Given problem
Copy out each line below that has the word "number" in it.

Stored data
- - - - -

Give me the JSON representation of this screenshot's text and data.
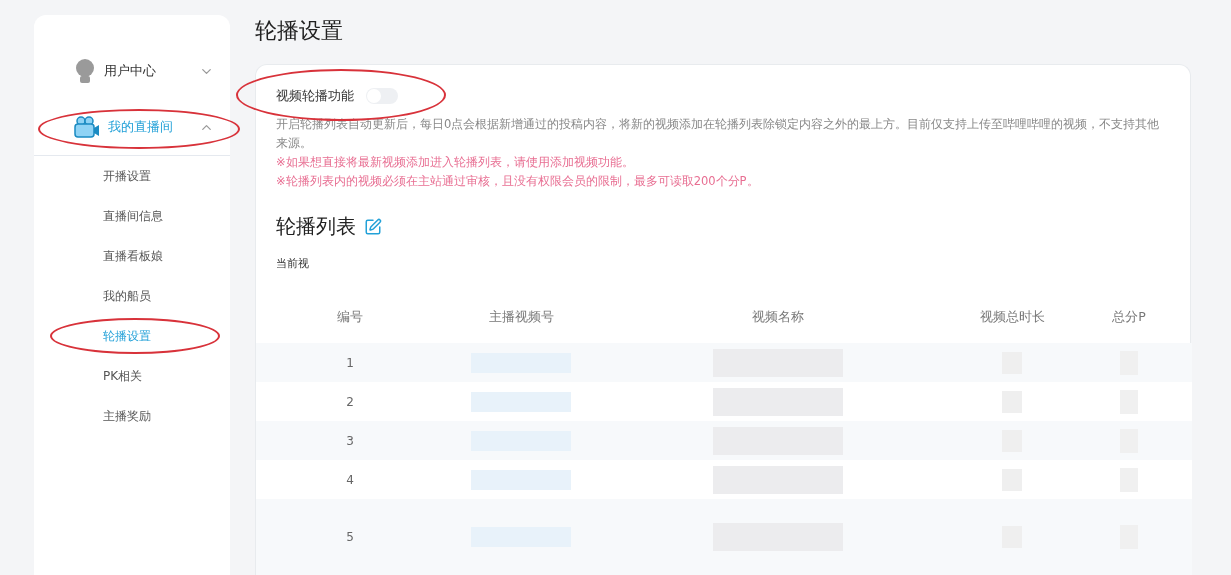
{
  "sidebar": {
    "groups": [
      {
        "label": "用户中心",
        "expanded": false,
        "selected": false,
        "circled": false
      },
      {
        "label": "我的直播间",
        "expanded": true,
        "selected": true,
        "circled": true,
        "children": [
          {
            "label": "开播设置",
            "selected": false,
            "circled": false
          },
          {
            "label": "直播间信息",
            "selected": false,
            "circled": false
          },
          {
            "label": "直播看板娘",
            "selected": false,
            "circled": false
          },
          {
            "label": "我的船员",
            "selected": false,
            "circled": false
          },
          {
            "label": "轮播设置",
            "selected": true,
            "circled": true
          },
          {
            "label": "PK相关",
            "selected": false,
            "circled": false
          },
          {
            "label": "主播奖励",
            "selected": false,
            "circled": false
          }
        ]
      }
    ]
  },
  "page_title": "轮播设置",
  "toggle": {
    "label": "视频轮播功能",
    "on": false,
    "circled": true
  },
  "description": "开启轮播列表自动更新后，每日0点会根据新增通过的投稿内容，将新的视频添加在轮播列表除锁定内容之外的最上方。目前仅支持上传至哔哩哔哩的视频，不支持其他来源。",
  "notes": [
    "※如果想直接将最新视频添加进入轮播列表，请使用添加视频功能。",
    "※轮播列表内的视频必须在主站通过审核，且没有权限会员的限制，最多可读取200个分P。"
  ],
  "list_title": "轮播列表",
  "current_label": "当前视",
  "table": {
    "columns": [
      "编号",
      "主播视频号",
      "视频名称",
      "视频总时长",
      "总分P"
    ],
    "rows": [
      {
        "number": "1"
      },
      {
        "number": "2"
      },
      {
        "number": "3"
      },
      {
        "number": "4"
      },
      {
        "number": "5"
      }
    ]
  }
}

- - - - -

Task solution
        "number": "1"
        "number": "2"
        "number": "3"
        "number": "4"
        "number": "5"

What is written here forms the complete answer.